**Problem details**.
Copy every line of the listing that holds the string "tears".

--- start Information provided ---

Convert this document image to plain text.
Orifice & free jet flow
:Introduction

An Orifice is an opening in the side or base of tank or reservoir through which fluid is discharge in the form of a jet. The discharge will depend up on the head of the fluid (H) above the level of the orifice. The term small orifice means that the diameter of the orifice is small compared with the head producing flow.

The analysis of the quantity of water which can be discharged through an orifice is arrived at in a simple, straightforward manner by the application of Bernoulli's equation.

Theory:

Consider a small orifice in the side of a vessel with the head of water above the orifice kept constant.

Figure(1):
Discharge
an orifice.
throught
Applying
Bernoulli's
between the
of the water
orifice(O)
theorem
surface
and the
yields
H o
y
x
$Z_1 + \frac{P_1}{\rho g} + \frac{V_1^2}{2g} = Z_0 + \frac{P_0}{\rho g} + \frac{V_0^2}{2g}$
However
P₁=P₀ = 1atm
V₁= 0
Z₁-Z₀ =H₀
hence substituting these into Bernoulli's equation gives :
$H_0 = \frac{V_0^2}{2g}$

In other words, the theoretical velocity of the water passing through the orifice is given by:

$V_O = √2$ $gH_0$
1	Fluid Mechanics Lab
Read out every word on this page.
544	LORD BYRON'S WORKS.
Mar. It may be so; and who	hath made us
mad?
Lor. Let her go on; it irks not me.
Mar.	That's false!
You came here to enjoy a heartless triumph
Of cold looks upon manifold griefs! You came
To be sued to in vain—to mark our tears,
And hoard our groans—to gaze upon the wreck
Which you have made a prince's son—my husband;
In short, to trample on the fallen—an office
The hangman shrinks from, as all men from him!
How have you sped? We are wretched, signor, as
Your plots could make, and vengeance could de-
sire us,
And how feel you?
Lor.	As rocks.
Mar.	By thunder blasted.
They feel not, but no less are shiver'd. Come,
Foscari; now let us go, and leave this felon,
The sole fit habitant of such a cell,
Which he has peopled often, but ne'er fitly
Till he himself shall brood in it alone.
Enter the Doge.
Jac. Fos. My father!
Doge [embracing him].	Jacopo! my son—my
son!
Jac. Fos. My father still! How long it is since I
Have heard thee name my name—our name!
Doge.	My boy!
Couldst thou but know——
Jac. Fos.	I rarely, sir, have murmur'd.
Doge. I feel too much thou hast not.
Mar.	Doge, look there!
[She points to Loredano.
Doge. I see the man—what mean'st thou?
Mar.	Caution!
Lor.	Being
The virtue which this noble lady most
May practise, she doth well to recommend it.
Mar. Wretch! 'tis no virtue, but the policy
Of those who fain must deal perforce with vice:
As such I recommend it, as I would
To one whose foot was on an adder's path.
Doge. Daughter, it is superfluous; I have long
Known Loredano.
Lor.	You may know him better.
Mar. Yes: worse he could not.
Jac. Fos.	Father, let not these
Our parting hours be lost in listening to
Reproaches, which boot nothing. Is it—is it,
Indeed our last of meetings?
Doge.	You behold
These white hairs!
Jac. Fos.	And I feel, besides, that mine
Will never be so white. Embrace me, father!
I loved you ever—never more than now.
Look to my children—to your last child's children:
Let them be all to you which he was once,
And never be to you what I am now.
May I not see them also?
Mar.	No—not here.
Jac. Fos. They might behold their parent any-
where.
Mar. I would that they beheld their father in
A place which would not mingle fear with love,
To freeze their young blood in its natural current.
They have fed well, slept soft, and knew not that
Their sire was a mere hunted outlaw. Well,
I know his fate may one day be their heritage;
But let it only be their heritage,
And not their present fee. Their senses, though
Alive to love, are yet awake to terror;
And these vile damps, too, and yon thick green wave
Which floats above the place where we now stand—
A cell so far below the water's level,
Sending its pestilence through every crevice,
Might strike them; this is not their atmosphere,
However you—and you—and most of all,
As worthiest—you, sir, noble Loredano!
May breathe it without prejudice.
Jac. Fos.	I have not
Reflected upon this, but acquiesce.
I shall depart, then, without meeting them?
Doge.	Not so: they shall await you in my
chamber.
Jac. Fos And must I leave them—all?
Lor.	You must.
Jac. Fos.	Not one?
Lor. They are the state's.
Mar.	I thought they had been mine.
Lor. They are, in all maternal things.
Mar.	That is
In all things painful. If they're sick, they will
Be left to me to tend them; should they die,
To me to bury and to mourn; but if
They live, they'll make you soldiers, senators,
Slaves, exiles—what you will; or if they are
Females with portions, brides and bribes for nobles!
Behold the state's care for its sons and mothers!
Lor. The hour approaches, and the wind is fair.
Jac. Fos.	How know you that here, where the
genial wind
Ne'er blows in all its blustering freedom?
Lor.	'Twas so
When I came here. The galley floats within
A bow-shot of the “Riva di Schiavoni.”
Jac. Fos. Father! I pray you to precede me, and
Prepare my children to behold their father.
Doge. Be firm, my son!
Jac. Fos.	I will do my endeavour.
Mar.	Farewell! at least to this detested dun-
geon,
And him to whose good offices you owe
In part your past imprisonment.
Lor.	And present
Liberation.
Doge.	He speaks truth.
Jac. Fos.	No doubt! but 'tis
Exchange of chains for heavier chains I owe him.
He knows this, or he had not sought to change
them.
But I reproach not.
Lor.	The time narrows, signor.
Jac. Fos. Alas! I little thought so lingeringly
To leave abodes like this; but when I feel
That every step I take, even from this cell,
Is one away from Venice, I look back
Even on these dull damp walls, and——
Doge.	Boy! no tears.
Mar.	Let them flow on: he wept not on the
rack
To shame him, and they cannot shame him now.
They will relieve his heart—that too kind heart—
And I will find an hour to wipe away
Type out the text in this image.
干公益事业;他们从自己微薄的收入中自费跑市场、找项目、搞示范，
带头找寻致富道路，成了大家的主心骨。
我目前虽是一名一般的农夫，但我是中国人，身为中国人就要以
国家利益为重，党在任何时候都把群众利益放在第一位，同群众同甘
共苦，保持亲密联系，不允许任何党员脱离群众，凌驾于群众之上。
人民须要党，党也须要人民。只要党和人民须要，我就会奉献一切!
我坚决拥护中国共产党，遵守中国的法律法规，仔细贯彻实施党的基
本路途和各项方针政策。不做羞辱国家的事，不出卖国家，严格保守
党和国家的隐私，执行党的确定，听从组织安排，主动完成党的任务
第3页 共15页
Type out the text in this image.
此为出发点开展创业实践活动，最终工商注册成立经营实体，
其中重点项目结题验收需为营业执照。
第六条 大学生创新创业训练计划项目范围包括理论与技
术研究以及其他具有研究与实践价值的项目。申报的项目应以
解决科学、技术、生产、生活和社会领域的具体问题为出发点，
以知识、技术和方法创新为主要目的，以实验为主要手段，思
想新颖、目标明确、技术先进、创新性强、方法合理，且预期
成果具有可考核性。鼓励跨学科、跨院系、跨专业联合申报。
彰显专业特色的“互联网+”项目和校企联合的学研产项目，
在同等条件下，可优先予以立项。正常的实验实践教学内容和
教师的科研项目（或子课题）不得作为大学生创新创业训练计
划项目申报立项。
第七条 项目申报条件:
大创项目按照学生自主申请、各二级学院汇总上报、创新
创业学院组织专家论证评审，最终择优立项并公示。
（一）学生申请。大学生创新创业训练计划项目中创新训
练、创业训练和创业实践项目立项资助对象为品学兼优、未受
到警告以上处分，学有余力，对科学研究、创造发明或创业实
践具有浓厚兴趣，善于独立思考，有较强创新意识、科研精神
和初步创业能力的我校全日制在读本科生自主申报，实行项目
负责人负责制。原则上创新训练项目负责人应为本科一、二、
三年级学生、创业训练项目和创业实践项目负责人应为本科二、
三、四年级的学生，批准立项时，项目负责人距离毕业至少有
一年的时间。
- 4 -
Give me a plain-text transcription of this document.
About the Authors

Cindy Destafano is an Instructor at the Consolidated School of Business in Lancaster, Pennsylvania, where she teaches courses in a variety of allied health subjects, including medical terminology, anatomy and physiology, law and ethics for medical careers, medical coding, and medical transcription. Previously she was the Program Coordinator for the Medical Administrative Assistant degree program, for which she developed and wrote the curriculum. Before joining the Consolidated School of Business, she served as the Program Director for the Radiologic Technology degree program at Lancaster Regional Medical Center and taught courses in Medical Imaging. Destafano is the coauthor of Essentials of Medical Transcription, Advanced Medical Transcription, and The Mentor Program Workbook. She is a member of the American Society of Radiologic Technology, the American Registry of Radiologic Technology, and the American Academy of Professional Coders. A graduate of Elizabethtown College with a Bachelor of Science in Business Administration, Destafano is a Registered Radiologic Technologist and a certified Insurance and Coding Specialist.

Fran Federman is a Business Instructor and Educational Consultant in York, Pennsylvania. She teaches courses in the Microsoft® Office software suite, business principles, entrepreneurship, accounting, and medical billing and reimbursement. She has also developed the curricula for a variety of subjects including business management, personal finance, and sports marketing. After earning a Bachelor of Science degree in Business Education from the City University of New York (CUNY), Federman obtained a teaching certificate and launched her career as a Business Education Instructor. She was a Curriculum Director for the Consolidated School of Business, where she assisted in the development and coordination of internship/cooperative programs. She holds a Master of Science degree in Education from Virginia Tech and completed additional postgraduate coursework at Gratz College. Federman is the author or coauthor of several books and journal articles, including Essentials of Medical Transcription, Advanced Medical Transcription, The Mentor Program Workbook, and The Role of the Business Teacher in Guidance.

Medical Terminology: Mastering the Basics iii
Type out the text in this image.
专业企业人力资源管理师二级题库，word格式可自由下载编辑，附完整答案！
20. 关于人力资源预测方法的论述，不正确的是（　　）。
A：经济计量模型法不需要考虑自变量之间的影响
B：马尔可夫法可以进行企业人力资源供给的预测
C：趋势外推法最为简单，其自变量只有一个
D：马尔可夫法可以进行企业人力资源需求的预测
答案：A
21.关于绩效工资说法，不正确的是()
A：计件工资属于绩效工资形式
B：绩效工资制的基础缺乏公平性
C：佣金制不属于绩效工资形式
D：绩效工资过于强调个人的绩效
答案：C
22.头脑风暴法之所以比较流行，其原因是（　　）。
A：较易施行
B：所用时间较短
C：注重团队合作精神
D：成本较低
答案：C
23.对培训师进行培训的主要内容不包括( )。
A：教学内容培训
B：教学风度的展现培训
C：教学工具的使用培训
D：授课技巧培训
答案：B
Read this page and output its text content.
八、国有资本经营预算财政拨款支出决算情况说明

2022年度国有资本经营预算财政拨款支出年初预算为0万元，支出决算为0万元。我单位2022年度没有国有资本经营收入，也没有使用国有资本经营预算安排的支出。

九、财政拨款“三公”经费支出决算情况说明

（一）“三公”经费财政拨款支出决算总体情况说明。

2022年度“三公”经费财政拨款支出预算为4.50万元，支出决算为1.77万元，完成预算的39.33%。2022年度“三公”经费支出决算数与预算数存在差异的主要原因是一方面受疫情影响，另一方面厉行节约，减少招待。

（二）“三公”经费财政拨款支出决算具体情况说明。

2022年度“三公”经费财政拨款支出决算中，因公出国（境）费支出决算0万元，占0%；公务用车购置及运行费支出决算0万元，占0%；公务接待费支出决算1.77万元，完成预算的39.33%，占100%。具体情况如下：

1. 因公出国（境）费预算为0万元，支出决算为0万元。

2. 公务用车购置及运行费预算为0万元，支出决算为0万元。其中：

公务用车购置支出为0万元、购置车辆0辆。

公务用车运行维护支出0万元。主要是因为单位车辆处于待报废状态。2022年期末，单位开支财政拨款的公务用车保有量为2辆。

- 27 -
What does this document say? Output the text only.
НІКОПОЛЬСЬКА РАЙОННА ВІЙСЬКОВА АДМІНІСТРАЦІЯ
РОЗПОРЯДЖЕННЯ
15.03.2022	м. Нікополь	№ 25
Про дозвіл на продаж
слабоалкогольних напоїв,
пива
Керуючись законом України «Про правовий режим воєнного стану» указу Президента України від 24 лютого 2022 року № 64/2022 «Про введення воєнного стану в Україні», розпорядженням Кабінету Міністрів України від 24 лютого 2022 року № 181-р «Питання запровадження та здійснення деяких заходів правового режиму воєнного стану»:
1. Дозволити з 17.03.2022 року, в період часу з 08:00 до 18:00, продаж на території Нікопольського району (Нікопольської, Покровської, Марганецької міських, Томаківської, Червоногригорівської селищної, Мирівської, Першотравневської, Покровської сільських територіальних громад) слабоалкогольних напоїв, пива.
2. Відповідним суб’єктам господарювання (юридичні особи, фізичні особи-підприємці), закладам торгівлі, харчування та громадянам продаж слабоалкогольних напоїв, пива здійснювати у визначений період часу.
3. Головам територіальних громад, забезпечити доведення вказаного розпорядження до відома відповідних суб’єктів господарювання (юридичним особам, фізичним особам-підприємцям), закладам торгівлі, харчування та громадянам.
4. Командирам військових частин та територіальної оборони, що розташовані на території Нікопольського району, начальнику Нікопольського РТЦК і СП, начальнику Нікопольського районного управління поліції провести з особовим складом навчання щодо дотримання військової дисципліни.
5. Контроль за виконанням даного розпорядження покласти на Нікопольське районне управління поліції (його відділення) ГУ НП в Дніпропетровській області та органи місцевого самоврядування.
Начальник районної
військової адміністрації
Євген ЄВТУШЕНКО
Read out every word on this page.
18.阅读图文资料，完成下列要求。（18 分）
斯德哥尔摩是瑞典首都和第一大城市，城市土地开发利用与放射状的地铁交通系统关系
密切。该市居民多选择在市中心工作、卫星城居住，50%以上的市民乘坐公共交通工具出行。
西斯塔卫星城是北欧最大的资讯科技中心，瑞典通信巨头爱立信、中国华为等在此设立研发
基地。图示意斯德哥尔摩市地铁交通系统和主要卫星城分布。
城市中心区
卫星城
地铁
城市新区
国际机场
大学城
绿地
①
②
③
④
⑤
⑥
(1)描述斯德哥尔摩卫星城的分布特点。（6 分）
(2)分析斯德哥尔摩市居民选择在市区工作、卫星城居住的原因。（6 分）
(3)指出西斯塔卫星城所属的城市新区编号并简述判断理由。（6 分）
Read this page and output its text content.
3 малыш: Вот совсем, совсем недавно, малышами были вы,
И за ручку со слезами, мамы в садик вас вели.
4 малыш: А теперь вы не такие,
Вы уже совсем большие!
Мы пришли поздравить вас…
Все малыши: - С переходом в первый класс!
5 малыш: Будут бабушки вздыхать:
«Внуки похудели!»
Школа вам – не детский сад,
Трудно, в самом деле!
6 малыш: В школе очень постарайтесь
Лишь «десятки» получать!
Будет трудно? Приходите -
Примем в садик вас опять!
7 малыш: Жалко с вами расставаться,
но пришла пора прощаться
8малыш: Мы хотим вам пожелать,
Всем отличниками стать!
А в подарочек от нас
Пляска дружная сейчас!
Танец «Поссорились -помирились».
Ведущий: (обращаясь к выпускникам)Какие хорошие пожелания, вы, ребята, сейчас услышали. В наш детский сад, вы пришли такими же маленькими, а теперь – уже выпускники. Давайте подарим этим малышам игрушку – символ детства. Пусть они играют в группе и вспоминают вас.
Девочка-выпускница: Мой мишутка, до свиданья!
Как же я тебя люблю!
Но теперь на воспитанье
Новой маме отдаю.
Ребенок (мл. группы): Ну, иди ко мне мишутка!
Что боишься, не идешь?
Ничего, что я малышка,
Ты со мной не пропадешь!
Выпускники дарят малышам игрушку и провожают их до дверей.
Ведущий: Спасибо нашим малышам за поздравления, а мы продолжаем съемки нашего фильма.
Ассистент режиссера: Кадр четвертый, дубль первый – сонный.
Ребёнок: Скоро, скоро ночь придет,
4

--- end Information provided ---

**Task result**.
To be sued to in vain—to mark our tears,
Doge.	Boy! no tears.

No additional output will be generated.